### DATA EXCERPTS

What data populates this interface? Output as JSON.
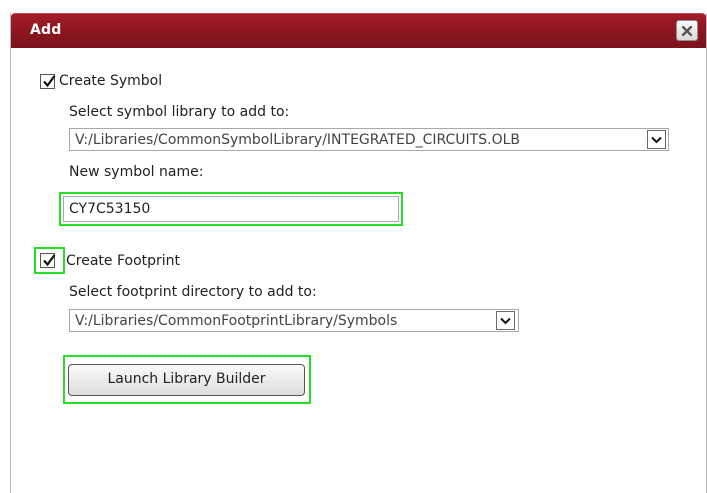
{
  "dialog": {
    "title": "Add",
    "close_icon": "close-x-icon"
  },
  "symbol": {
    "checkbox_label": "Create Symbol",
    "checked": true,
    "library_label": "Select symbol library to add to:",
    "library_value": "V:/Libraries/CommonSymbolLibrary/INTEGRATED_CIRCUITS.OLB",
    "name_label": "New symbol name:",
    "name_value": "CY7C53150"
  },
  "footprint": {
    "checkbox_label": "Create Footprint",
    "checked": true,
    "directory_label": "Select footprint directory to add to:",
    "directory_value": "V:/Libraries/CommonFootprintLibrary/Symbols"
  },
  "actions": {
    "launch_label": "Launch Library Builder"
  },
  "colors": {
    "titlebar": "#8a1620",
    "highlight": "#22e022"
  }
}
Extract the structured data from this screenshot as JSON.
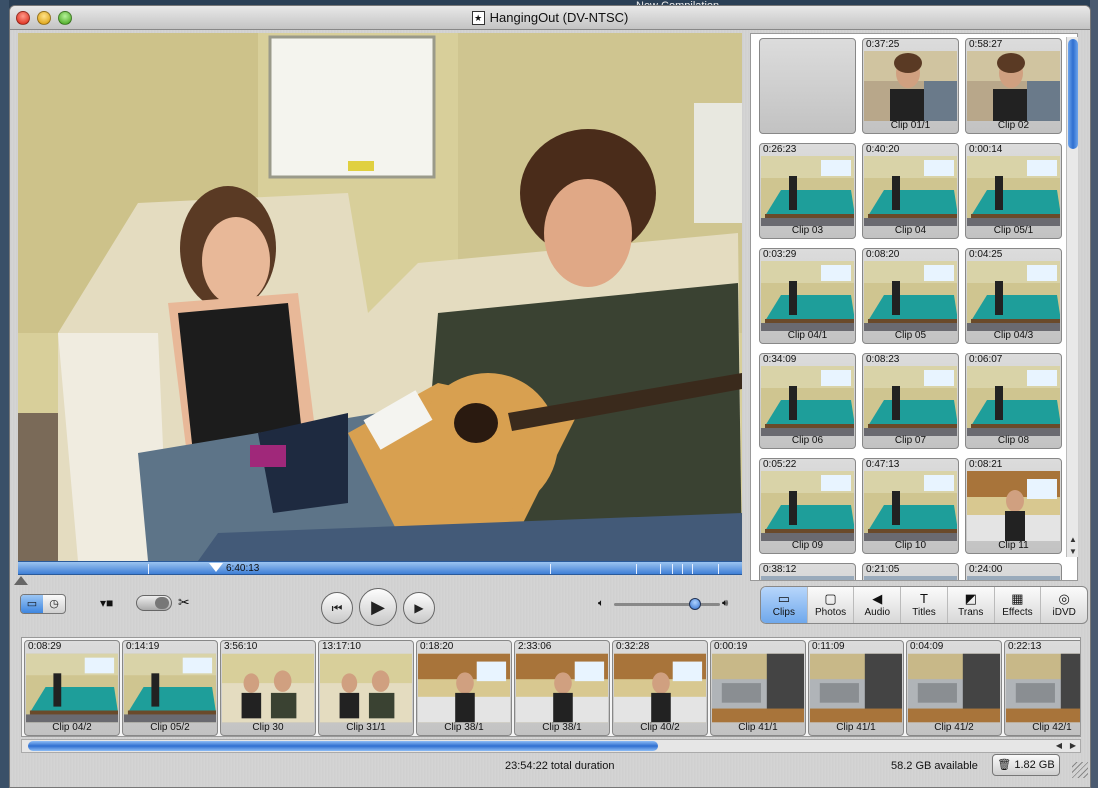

######
### DATA EXCERPTS

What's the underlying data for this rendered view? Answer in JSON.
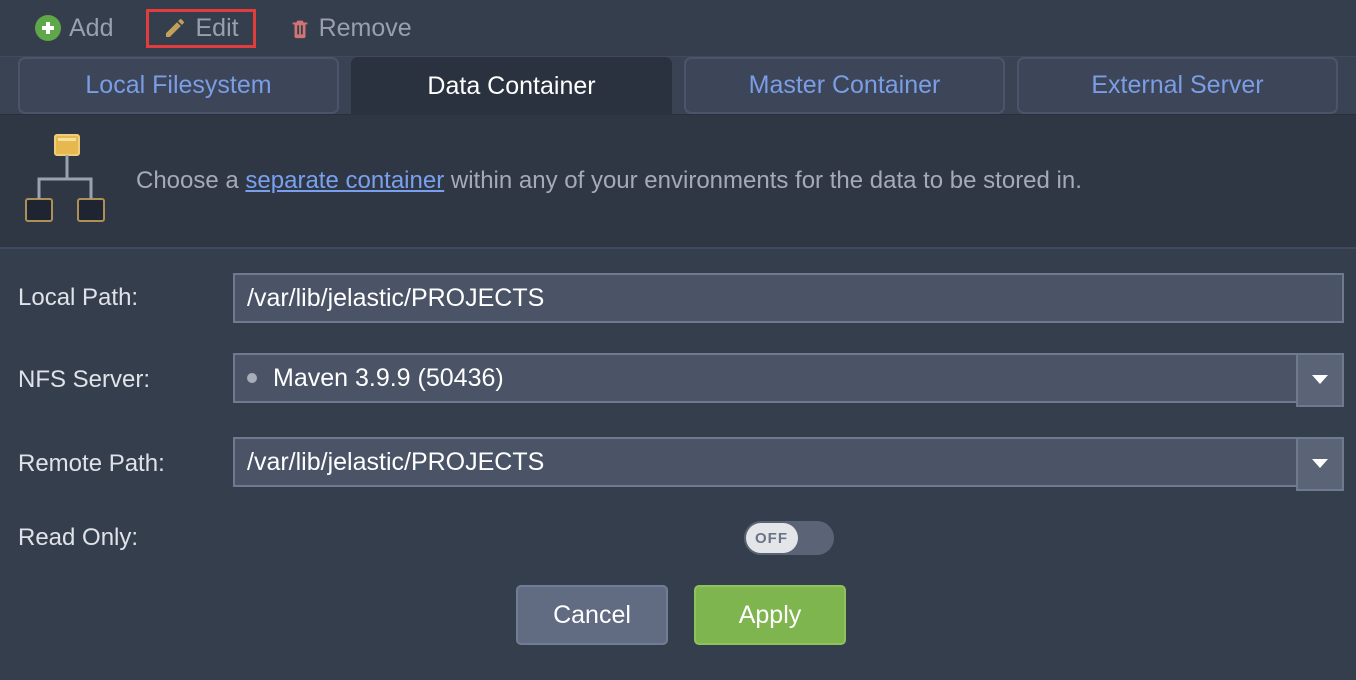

######

■ OBJECTIVE: Transcribe the lines between the one holding "What data populates" and the one holding "Extract the structured", inclusive, and leave out any pictures.

■ EXPECTED ANSWER:
What data populates this interface? Output as JSON.
{
  "dialog": {
    "title": "Add",
    "close_icon": "close-x-icon"
  },
  "symbol": {
    "checkbox_label": "Create Symbol",
    "checked": true,
    "library_label": "Select symbol library to add to:",
    "library_value": "V:/Libraries/CommonSymbolLibrary/INTEGRATED_CIRCUITS.OLB",
    "name_label": "New symbol name:",
    "name_value": "CY7C53150"
  },
  "footprint": {
    "checkbox_label": "Create Footprint",
    "checked": true,
    "directory_label": "Select footprint directory to add to:",
    "directory_value": "V:/Libraries/CommonFootprintLibrary/Symbols"
  },
  "actions": {
    "launch_label": "Launch Library Builder"
  },
  "colors": {
    "titlebar": "#8a1620",
    "highlight": "#22e022"
  }
}
Extract the structured data from this screenshot as JSON.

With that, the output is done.